» **Your task**:
Gather every line below where "meses" appears.

** start **

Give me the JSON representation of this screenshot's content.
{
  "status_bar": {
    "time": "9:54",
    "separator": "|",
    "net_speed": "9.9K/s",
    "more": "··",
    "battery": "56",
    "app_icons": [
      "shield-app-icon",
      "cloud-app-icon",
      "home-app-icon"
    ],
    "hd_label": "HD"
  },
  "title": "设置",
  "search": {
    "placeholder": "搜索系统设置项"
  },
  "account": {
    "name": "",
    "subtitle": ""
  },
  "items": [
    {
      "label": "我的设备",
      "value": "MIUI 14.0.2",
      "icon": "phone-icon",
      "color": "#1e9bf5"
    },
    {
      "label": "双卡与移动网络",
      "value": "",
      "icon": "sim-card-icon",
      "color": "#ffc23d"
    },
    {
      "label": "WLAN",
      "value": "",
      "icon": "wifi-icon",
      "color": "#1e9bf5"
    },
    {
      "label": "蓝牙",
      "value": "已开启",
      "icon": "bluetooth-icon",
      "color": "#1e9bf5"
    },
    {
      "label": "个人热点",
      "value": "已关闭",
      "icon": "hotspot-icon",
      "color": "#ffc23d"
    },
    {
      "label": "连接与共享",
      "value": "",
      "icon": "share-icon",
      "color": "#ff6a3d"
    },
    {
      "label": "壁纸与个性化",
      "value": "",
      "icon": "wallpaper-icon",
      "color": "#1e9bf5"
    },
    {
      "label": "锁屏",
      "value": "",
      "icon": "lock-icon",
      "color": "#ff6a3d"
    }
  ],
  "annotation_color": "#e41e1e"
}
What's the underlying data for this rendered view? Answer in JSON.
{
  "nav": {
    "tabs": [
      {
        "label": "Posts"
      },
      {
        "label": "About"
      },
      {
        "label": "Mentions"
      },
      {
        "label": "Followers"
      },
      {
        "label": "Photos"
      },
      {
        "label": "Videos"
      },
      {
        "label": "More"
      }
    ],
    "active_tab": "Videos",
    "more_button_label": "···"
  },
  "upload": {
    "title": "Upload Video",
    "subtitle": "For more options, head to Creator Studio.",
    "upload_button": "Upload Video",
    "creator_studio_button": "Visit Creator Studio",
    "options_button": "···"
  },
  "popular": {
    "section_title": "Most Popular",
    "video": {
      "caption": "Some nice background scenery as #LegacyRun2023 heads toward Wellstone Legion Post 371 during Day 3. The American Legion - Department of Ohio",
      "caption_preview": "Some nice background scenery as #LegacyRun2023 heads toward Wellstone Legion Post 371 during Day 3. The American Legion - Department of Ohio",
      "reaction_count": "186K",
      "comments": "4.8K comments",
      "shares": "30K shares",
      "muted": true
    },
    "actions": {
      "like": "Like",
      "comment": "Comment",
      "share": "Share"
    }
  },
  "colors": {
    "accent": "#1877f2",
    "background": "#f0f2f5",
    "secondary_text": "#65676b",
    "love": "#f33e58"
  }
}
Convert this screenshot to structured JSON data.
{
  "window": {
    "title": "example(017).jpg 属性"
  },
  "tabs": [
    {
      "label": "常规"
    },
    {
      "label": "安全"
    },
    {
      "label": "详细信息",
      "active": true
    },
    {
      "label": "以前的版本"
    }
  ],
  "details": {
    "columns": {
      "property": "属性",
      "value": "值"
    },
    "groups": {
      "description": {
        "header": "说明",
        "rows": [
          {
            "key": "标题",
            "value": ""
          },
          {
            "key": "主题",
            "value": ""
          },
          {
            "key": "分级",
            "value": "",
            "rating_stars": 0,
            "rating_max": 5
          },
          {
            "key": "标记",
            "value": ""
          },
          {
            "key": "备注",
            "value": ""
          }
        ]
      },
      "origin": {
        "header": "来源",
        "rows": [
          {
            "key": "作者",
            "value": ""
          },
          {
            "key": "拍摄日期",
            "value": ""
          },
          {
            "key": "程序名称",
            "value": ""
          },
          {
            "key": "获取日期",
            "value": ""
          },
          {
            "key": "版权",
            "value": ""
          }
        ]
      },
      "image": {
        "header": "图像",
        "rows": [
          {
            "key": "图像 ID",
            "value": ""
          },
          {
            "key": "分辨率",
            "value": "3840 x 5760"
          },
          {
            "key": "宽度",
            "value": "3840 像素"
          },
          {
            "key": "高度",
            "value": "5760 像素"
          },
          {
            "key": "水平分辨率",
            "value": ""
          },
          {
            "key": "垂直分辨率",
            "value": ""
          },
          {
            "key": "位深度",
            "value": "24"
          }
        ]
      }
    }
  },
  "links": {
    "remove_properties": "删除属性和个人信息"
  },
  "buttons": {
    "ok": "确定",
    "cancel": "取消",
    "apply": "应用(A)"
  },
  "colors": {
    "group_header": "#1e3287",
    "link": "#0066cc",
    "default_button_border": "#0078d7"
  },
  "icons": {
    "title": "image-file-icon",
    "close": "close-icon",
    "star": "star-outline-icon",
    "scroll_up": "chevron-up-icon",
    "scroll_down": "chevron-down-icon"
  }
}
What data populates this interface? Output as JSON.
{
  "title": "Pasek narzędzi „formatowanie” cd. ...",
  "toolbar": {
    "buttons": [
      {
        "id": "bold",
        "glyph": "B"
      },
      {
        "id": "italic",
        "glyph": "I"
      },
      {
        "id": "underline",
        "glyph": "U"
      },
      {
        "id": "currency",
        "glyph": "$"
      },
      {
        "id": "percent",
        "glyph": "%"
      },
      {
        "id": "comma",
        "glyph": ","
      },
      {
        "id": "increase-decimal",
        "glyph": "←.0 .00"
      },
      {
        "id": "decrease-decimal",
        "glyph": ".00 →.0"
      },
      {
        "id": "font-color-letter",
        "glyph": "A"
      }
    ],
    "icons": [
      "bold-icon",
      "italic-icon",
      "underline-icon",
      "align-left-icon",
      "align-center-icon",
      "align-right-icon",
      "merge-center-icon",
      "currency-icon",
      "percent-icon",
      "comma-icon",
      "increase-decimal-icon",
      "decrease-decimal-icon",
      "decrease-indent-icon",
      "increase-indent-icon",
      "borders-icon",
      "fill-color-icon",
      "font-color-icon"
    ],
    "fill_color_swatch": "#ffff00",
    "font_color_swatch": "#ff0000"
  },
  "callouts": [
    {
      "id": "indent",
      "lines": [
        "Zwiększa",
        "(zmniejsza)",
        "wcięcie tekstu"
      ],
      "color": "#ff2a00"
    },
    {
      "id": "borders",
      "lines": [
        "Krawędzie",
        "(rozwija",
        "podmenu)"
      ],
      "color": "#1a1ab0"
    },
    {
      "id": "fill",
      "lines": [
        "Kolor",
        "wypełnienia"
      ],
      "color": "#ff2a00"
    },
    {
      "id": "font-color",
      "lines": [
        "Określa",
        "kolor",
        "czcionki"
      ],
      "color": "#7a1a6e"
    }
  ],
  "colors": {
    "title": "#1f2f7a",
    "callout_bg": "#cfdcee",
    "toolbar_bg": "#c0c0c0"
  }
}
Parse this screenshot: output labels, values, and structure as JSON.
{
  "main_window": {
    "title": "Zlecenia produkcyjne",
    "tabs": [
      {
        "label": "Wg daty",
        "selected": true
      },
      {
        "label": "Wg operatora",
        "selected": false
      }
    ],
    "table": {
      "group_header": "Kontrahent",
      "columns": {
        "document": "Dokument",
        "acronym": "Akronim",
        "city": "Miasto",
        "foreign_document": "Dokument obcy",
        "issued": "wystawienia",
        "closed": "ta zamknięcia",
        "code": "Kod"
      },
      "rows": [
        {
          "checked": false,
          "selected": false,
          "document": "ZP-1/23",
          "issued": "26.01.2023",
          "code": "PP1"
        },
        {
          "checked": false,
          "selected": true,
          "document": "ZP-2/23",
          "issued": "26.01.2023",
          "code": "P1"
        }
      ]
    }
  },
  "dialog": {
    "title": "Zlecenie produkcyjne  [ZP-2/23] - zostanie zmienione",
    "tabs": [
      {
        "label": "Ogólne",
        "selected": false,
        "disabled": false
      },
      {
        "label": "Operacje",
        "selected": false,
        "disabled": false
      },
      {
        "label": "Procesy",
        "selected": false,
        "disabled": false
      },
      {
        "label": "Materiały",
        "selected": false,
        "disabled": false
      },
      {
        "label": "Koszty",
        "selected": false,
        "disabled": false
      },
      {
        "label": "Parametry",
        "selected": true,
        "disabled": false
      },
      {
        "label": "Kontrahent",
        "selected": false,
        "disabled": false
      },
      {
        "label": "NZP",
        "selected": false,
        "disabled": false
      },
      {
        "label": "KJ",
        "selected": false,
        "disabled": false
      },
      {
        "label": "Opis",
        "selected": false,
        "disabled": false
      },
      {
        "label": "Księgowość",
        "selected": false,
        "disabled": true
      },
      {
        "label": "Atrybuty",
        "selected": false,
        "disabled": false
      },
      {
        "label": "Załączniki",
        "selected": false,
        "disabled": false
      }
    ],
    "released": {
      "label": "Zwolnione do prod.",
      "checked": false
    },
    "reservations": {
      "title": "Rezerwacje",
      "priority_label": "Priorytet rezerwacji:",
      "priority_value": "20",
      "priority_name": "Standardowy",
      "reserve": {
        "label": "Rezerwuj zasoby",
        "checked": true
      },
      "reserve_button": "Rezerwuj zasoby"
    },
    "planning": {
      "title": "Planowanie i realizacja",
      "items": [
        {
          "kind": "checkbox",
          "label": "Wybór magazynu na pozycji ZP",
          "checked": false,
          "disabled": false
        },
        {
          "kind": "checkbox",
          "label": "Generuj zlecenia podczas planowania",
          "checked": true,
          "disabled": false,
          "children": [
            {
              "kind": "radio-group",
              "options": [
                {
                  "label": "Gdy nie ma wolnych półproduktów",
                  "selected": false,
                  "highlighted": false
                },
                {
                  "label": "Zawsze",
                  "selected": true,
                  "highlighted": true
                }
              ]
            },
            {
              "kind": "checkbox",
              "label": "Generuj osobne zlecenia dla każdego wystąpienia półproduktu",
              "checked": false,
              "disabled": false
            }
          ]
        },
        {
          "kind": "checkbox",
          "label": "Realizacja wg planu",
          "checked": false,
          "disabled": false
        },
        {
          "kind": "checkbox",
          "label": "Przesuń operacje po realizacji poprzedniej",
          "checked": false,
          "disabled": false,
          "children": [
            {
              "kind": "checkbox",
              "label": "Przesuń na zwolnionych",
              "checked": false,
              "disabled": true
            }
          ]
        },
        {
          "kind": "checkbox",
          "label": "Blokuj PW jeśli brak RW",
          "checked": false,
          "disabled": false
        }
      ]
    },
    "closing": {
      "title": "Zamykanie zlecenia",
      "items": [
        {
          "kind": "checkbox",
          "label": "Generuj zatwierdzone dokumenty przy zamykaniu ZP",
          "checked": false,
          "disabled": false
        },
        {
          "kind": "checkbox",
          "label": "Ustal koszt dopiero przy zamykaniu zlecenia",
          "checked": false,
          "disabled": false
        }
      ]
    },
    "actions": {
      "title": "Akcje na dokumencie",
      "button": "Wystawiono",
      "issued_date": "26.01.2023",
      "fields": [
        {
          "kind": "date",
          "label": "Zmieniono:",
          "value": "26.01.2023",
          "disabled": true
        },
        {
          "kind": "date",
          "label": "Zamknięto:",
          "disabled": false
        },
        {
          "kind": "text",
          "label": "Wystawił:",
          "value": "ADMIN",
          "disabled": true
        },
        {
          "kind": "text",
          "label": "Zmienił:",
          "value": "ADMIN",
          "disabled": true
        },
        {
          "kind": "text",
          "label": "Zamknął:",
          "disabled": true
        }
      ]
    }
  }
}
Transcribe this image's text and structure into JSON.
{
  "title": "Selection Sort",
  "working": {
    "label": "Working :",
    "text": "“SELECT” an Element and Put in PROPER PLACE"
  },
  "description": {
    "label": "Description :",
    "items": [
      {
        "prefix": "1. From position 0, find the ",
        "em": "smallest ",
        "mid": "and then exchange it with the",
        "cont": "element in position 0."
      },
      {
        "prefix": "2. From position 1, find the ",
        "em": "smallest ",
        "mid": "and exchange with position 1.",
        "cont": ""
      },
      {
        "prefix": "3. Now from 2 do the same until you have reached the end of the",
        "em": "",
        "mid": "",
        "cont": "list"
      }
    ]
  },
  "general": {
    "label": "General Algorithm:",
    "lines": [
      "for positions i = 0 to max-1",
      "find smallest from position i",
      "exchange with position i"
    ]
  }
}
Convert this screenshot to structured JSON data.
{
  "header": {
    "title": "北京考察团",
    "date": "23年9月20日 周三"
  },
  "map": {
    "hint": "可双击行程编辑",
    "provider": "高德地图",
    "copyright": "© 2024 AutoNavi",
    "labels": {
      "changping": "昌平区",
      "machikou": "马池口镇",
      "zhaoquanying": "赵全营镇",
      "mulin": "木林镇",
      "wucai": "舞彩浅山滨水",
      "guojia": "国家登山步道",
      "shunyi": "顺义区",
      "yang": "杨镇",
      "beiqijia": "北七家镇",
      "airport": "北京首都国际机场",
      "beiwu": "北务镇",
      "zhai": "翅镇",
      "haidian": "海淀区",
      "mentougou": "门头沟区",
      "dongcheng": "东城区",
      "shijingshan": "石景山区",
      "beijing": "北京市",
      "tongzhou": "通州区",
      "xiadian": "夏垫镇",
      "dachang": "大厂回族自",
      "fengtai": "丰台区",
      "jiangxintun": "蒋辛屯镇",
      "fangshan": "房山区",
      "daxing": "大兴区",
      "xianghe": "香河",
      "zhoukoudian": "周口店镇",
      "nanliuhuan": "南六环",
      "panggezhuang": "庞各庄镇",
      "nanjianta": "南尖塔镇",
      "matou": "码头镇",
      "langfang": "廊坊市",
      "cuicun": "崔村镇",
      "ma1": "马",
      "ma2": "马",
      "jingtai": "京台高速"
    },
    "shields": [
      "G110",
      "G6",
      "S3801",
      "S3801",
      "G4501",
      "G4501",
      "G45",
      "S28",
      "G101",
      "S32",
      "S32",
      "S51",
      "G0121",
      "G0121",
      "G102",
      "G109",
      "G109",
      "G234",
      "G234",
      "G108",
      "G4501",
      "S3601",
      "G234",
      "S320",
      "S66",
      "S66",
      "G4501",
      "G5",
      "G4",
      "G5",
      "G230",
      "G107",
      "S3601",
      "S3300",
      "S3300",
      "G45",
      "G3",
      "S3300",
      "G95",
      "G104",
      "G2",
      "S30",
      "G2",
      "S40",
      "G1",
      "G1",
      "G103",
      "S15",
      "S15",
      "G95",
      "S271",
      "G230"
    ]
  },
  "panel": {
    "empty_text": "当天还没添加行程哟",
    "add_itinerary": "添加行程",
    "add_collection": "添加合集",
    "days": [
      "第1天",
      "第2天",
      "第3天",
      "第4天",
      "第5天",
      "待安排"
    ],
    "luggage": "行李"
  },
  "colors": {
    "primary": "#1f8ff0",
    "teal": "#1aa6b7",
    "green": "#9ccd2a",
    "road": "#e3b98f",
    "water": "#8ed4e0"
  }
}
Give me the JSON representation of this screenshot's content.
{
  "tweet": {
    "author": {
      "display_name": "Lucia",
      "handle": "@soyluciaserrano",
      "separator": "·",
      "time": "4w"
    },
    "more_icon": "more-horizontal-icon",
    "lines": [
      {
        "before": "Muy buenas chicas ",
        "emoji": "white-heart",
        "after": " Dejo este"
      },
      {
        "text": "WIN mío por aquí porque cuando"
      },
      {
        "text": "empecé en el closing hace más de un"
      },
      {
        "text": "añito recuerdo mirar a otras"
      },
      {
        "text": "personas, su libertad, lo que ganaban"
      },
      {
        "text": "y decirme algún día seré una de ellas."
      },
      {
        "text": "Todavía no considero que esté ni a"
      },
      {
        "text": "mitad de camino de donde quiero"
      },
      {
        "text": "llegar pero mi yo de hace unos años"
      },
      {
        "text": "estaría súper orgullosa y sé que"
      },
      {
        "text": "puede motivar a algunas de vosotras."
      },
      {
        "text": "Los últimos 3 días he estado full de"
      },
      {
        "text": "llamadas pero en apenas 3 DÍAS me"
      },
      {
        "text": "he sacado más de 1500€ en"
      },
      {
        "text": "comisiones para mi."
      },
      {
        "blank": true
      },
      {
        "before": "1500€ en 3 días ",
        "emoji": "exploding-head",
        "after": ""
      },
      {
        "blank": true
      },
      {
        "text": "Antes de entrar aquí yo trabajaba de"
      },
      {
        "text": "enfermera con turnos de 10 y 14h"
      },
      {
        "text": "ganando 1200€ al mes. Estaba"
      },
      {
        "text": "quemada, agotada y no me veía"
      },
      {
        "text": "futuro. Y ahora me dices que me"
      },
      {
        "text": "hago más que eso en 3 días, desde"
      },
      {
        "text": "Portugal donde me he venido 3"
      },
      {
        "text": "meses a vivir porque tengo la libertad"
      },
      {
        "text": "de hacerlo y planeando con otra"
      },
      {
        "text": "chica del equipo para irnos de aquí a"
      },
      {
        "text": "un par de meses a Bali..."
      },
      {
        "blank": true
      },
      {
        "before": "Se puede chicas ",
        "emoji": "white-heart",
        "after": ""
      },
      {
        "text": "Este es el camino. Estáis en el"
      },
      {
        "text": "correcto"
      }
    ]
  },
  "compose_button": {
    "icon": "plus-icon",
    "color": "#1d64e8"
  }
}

** end **

» **In response**:
        "text": "meses a vivir porque tengo la libertad"
        "text": "un par de meses a Bali..."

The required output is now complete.